*THE TASK:*
Tally the lines below that contain "unsafe". The number is the whole answer.

[Records excerpted from a collection]
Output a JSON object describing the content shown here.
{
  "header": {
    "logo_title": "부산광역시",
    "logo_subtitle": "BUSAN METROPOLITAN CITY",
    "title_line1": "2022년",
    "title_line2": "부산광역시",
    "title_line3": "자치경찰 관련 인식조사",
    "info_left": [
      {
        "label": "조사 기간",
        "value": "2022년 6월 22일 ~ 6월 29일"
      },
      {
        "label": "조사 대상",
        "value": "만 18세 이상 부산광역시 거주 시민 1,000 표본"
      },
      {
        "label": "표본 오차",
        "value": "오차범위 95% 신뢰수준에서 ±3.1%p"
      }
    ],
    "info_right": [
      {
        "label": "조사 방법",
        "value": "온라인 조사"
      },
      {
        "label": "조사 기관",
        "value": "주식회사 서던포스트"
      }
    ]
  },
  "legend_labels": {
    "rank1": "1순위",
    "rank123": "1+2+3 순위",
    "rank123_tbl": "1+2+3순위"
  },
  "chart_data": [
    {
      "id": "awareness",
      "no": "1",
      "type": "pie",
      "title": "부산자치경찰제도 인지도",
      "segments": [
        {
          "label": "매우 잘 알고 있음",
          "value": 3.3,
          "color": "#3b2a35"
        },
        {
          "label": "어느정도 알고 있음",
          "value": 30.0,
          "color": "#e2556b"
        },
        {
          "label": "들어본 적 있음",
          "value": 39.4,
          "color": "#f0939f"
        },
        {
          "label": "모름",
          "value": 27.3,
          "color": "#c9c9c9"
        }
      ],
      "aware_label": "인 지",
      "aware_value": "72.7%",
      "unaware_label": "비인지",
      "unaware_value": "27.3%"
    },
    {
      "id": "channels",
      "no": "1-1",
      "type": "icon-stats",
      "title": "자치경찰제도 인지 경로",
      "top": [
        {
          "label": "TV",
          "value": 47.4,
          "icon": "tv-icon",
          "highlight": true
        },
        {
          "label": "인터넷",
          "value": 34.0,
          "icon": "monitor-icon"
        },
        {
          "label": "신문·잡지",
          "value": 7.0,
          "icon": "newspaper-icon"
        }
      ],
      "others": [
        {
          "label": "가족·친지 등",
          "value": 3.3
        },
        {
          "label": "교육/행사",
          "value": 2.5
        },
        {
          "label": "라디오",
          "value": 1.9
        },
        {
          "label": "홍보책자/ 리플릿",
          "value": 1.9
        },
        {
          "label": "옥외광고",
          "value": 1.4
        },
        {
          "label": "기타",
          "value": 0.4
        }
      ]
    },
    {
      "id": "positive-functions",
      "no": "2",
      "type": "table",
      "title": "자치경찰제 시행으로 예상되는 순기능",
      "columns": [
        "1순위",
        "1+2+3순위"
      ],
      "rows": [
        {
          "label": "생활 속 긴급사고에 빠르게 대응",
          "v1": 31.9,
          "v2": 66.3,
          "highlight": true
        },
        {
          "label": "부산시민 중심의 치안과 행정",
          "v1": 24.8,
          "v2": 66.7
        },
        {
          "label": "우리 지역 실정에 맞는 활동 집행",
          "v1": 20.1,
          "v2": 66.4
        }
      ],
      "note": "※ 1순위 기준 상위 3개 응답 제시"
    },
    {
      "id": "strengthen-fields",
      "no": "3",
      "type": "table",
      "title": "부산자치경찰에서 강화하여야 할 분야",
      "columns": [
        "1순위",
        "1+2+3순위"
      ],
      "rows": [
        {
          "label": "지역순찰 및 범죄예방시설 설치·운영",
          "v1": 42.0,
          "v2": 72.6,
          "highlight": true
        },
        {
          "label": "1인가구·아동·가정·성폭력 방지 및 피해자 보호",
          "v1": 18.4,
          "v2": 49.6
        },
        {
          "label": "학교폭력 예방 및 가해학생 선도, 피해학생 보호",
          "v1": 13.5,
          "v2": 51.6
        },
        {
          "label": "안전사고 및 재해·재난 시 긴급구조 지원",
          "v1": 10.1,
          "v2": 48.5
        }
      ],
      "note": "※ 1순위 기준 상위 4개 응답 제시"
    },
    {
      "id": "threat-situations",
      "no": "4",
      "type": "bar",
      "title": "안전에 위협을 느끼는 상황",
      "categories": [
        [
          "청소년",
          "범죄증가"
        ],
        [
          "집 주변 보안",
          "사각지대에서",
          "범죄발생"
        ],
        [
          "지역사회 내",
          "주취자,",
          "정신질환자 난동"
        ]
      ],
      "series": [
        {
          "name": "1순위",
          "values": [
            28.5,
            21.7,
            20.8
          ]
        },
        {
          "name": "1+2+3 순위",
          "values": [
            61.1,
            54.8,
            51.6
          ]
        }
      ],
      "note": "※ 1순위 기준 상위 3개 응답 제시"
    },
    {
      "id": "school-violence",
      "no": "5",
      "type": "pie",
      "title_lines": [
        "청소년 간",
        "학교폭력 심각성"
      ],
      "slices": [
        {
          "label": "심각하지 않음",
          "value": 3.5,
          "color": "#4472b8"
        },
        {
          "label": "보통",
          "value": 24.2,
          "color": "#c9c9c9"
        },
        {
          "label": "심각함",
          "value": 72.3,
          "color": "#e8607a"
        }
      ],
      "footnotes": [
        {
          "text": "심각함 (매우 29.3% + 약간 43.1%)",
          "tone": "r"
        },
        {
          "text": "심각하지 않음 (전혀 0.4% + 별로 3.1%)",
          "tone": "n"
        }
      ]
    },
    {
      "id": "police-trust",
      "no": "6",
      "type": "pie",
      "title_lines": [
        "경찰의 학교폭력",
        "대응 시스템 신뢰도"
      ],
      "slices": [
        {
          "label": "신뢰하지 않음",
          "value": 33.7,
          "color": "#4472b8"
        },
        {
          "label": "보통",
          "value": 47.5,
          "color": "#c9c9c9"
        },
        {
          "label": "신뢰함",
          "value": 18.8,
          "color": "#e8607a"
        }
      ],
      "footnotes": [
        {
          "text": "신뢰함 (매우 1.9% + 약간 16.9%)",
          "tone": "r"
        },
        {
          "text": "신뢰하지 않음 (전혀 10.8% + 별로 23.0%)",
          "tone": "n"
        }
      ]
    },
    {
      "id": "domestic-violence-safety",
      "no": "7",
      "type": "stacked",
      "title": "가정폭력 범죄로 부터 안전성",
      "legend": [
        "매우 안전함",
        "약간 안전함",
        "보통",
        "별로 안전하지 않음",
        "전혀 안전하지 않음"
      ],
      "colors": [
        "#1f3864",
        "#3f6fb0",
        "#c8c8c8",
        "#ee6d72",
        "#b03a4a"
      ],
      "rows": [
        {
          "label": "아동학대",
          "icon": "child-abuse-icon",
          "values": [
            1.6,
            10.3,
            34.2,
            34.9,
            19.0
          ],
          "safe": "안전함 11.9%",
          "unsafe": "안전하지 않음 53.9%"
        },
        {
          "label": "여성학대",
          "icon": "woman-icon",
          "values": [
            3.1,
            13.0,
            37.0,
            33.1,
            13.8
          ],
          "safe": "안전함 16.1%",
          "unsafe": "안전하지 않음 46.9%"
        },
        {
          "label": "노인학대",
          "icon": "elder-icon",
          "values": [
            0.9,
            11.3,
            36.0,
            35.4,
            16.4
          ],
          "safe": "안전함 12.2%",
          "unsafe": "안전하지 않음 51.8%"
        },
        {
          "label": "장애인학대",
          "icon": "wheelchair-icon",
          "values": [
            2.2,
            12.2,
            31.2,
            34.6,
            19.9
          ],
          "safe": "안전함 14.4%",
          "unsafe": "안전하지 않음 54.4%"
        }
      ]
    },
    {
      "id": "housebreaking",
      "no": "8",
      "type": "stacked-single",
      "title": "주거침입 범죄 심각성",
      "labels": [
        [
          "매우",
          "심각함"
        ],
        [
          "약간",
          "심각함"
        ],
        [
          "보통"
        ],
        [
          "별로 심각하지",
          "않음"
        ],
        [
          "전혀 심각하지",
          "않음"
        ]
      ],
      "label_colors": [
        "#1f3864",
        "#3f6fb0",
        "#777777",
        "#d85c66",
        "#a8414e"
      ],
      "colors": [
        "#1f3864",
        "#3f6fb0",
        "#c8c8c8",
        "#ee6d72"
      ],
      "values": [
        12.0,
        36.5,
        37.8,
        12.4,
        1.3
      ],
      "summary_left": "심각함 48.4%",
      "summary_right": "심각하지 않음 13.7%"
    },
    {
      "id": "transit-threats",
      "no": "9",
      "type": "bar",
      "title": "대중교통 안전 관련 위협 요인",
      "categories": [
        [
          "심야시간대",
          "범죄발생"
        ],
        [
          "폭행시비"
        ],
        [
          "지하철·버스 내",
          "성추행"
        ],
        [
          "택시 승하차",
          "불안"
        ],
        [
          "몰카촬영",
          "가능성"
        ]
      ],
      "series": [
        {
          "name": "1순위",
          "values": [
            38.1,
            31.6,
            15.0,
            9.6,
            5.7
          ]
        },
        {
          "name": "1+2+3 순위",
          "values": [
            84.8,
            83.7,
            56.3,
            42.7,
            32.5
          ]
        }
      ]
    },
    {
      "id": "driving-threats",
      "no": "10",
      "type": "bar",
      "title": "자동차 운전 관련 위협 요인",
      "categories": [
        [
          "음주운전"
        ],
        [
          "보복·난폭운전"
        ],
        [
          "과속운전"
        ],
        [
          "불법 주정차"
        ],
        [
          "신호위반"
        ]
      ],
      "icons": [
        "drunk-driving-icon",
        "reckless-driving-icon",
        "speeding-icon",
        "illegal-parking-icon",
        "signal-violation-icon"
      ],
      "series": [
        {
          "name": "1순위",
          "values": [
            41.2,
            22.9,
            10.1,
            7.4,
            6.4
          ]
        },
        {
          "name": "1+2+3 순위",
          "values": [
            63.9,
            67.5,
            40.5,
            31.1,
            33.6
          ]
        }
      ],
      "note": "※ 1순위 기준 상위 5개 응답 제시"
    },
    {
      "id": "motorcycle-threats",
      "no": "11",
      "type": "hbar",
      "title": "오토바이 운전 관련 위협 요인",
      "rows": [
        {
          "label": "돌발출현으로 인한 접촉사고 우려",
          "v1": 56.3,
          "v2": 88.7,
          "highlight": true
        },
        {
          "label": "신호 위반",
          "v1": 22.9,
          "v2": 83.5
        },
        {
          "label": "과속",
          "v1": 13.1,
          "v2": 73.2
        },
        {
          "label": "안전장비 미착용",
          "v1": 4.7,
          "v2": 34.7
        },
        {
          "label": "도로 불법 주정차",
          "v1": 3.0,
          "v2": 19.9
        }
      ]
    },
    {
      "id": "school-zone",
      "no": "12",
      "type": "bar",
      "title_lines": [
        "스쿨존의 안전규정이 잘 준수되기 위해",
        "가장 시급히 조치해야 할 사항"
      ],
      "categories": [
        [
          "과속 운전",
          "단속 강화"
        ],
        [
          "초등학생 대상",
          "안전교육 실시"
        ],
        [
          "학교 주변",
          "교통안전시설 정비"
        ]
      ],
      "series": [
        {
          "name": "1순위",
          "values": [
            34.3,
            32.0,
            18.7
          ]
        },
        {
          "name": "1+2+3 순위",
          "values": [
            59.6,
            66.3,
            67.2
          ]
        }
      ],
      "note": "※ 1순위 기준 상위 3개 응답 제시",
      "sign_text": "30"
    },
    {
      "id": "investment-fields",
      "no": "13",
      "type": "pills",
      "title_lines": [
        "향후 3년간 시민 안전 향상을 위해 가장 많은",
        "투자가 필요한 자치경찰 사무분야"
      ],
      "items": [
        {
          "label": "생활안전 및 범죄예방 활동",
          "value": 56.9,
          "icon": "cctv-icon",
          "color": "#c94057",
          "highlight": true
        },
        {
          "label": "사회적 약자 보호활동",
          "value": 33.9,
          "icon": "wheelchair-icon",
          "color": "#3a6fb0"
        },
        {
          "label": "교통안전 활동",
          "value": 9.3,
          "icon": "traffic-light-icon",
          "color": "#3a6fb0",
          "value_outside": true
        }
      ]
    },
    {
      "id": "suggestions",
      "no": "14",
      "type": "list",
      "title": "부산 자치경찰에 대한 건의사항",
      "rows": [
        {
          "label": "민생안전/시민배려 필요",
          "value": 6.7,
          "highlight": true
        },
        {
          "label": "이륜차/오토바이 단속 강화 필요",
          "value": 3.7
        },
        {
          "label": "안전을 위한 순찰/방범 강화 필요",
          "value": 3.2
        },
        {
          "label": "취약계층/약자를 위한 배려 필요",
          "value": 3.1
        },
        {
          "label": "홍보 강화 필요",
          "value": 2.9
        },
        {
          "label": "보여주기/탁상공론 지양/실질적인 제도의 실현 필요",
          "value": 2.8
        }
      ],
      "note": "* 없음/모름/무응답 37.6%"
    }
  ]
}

*EXERCISE ANSWER:*
4